##### DATA FOR THIS TASK

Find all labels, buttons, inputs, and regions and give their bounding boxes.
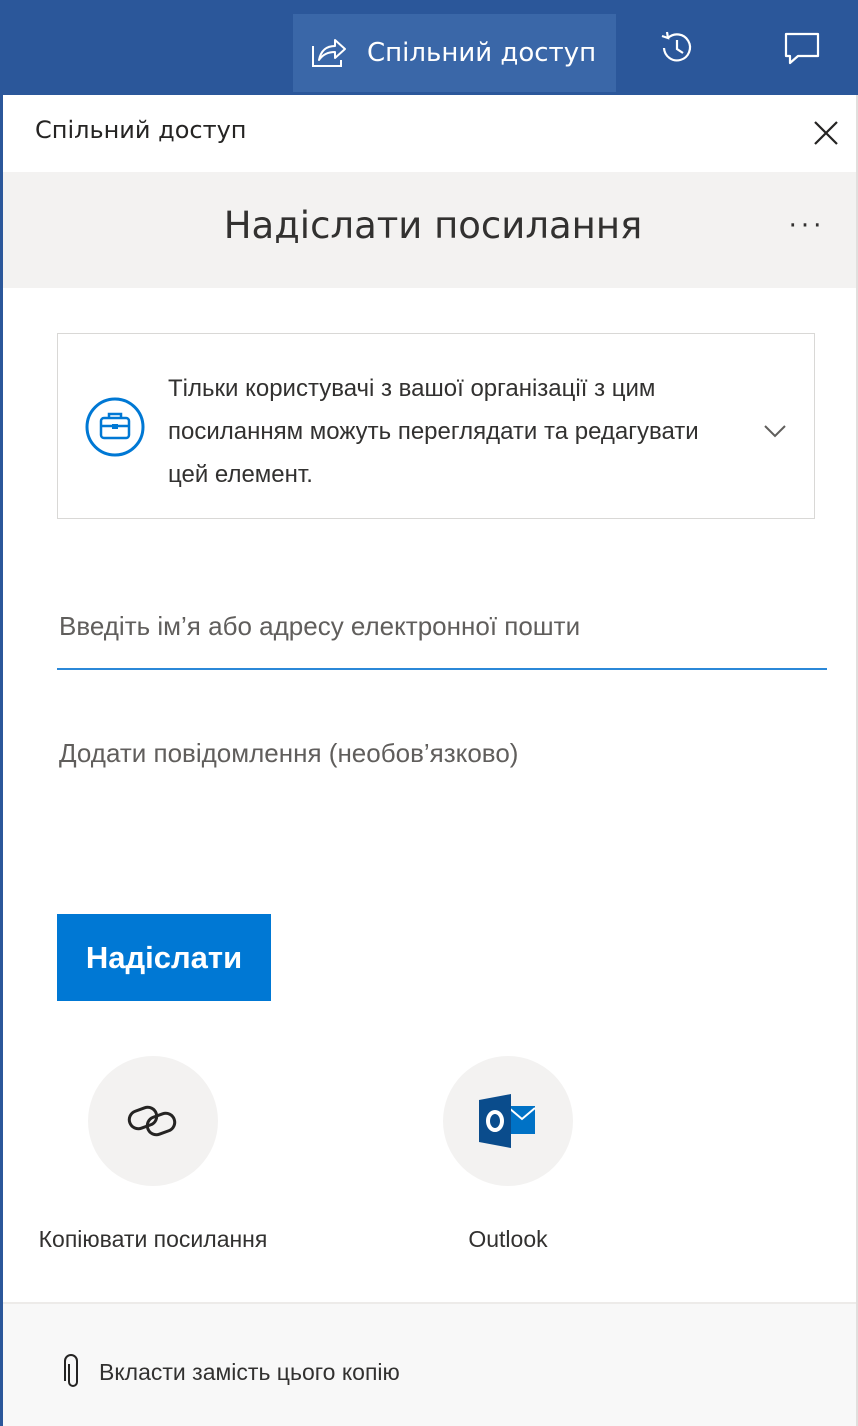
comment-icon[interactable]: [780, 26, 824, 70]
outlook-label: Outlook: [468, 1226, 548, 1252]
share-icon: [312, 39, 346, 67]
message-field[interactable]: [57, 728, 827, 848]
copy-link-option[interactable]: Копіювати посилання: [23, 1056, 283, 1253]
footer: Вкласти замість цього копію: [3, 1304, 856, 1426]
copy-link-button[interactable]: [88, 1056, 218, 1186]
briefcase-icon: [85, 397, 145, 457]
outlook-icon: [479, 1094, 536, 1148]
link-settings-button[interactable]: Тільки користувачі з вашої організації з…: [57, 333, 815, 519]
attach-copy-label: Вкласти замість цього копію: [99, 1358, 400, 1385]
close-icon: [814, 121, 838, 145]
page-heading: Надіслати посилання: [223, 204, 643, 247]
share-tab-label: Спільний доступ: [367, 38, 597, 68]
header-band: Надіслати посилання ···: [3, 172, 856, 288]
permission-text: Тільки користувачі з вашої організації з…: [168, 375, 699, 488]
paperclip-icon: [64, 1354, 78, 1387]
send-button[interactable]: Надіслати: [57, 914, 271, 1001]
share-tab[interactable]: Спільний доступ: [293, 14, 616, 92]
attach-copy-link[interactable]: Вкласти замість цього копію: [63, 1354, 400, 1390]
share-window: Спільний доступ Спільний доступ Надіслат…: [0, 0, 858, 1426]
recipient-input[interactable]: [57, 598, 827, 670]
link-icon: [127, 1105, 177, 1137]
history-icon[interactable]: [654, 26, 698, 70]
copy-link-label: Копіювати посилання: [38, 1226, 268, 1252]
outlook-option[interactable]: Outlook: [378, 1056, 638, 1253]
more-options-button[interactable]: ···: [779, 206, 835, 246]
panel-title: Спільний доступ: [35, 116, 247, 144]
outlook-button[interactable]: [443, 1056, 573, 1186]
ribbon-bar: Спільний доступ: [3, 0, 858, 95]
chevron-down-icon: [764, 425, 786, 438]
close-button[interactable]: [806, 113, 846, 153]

##########

### EXERCISE PROMPT
Gather every line of the records that contains the string "Вкласти", matching uppercase and lowercase exactly.

### FULL SOLUTION
footer: Вкласти замість цього копію: [3, 1304, 856, 1426]
attach-copy-label: Вкласти замість цього копію: [99, 1358, 400, 1385]
attach-copy-link[interactable]: Вкласти замість цього копію: [63, 1354, 400, 1390]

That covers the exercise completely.